* _What is required_
Go through the material below and copy all lines with "november".

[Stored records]

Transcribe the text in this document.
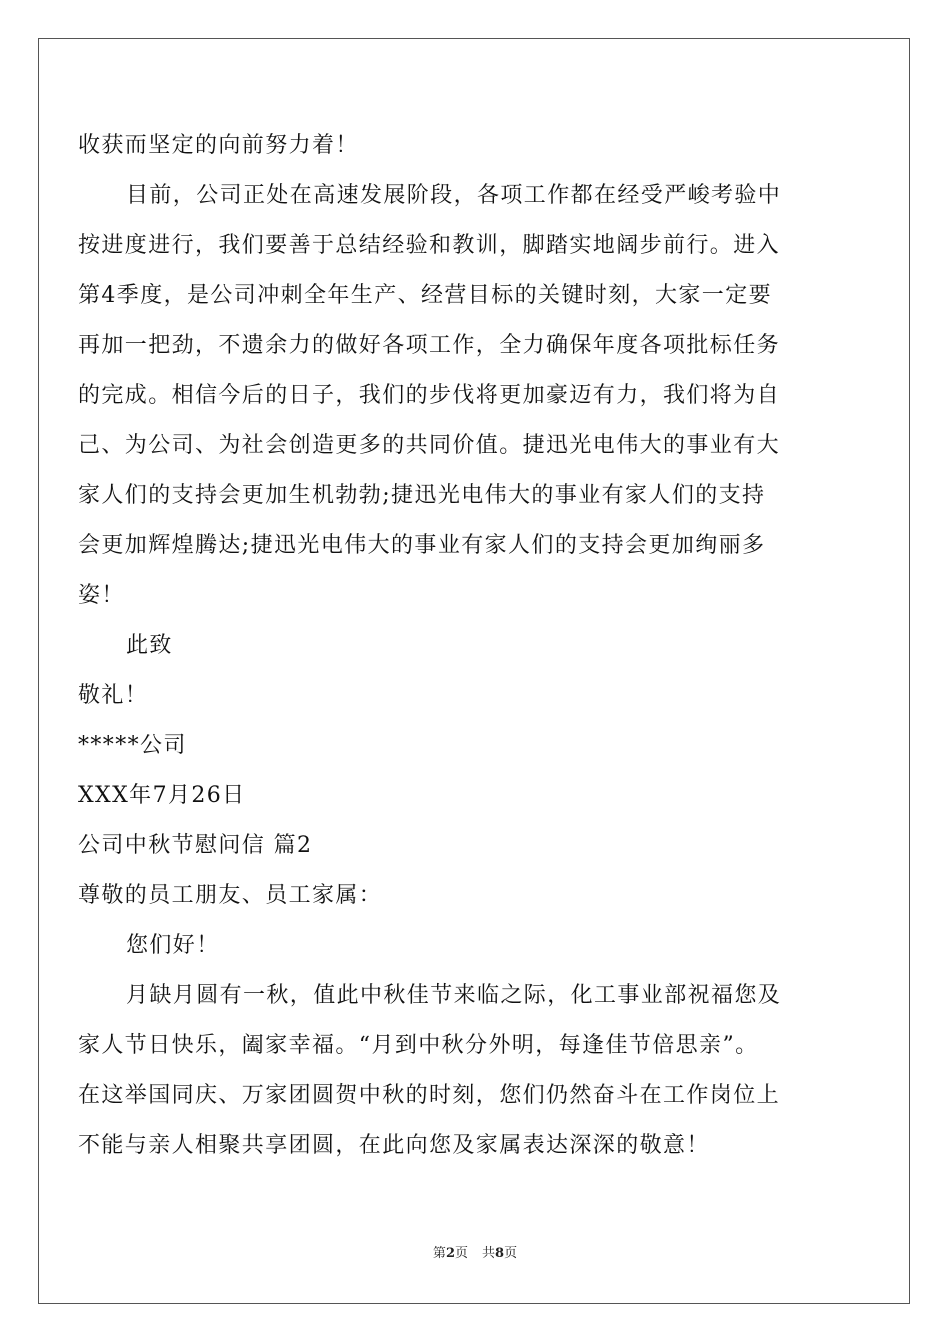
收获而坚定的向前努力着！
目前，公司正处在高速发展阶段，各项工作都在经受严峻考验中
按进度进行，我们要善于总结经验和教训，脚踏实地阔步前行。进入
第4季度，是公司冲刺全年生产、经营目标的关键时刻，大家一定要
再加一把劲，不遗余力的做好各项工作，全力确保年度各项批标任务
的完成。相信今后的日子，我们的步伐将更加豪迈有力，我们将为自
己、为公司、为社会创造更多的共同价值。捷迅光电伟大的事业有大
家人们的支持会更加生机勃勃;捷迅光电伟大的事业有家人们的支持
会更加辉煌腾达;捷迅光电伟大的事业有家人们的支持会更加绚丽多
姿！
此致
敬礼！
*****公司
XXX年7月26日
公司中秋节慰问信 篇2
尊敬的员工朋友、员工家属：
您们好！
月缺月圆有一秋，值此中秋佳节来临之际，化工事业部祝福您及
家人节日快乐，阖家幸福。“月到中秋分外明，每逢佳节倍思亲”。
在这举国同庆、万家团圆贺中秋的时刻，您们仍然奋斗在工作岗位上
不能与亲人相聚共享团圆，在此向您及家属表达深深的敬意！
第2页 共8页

--

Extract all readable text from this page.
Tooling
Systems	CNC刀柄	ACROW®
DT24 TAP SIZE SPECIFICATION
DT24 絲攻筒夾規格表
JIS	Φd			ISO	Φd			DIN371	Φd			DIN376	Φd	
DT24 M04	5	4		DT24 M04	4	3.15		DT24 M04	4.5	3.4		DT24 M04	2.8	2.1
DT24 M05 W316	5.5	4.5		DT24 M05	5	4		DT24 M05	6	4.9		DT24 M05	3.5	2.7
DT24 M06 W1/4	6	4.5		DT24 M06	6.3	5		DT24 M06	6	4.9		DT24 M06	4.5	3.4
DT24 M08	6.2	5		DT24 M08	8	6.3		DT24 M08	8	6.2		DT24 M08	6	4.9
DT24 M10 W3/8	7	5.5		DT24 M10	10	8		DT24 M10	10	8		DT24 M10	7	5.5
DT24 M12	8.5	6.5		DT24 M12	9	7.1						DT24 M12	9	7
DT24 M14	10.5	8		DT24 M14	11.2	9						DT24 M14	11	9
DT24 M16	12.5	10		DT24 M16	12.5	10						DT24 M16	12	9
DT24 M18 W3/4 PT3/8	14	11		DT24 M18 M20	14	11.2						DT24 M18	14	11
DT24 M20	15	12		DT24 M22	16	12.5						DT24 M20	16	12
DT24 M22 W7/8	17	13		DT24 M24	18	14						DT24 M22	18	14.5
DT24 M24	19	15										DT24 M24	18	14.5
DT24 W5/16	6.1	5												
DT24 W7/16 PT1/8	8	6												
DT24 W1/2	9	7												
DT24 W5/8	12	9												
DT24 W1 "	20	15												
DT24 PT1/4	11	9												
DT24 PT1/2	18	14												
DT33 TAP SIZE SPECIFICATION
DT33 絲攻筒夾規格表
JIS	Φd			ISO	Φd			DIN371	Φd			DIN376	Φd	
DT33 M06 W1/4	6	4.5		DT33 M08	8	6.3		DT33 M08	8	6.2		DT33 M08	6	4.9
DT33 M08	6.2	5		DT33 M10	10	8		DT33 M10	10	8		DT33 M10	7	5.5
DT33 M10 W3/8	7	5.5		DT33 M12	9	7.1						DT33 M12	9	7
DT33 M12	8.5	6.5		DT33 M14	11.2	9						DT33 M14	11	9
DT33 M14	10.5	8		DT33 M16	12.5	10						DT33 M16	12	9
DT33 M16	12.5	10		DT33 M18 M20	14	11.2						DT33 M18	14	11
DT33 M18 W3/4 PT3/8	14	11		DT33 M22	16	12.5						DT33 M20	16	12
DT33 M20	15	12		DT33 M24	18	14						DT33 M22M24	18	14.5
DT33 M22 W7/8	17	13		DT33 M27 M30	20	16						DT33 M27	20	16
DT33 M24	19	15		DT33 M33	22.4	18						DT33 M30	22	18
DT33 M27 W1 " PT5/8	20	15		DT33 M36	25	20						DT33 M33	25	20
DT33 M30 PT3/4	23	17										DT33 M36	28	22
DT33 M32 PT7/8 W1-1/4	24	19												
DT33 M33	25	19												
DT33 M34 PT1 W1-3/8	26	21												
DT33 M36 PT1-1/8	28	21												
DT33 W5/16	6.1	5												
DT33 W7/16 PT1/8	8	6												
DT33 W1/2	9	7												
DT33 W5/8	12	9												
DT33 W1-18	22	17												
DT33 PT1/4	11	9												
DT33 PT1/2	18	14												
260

* * *

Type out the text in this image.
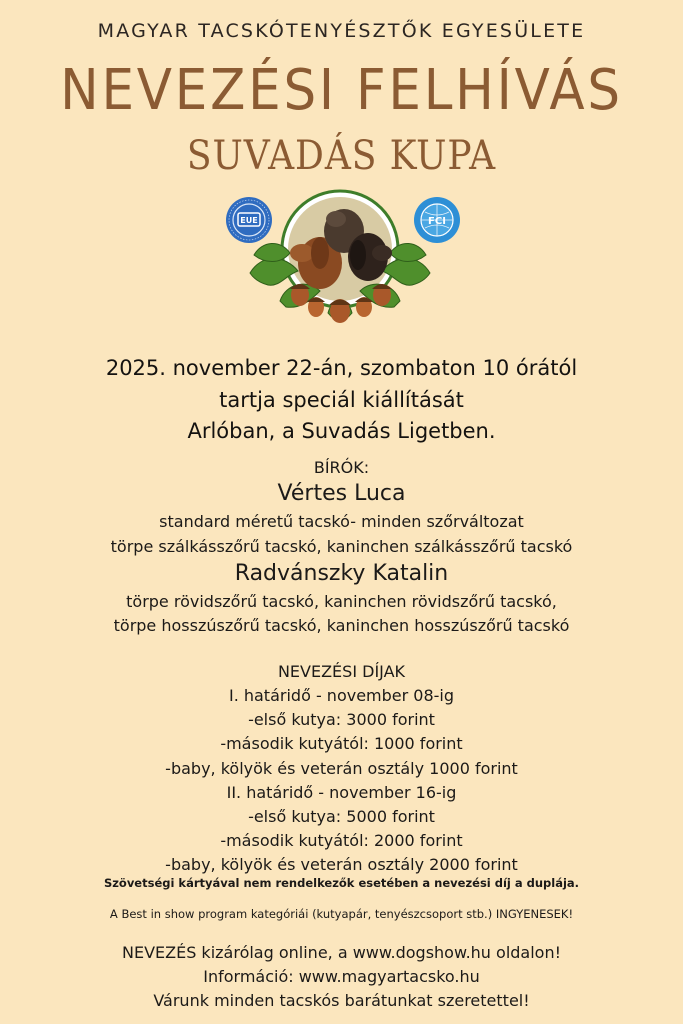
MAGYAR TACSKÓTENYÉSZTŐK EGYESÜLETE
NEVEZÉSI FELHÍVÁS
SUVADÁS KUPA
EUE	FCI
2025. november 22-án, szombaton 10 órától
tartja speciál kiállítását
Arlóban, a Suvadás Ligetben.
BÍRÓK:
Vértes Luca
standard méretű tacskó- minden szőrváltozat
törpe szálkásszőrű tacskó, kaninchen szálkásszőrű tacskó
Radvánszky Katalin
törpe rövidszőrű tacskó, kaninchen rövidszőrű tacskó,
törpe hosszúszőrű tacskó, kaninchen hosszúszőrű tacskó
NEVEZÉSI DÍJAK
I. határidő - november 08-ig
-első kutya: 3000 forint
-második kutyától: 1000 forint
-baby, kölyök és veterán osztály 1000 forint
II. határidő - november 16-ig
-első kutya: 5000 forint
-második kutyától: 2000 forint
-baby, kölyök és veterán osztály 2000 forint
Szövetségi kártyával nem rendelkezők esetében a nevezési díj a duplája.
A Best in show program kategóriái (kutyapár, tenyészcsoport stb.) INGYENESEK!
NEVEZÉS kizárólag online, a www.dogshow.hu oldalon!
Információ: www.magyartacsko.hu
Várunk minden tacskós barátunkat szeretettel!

* _Result of the exercise_
2025. november 22-án, szombaton 10 órától
I. határidő - november 08-ig
II. határidő - november 16-ig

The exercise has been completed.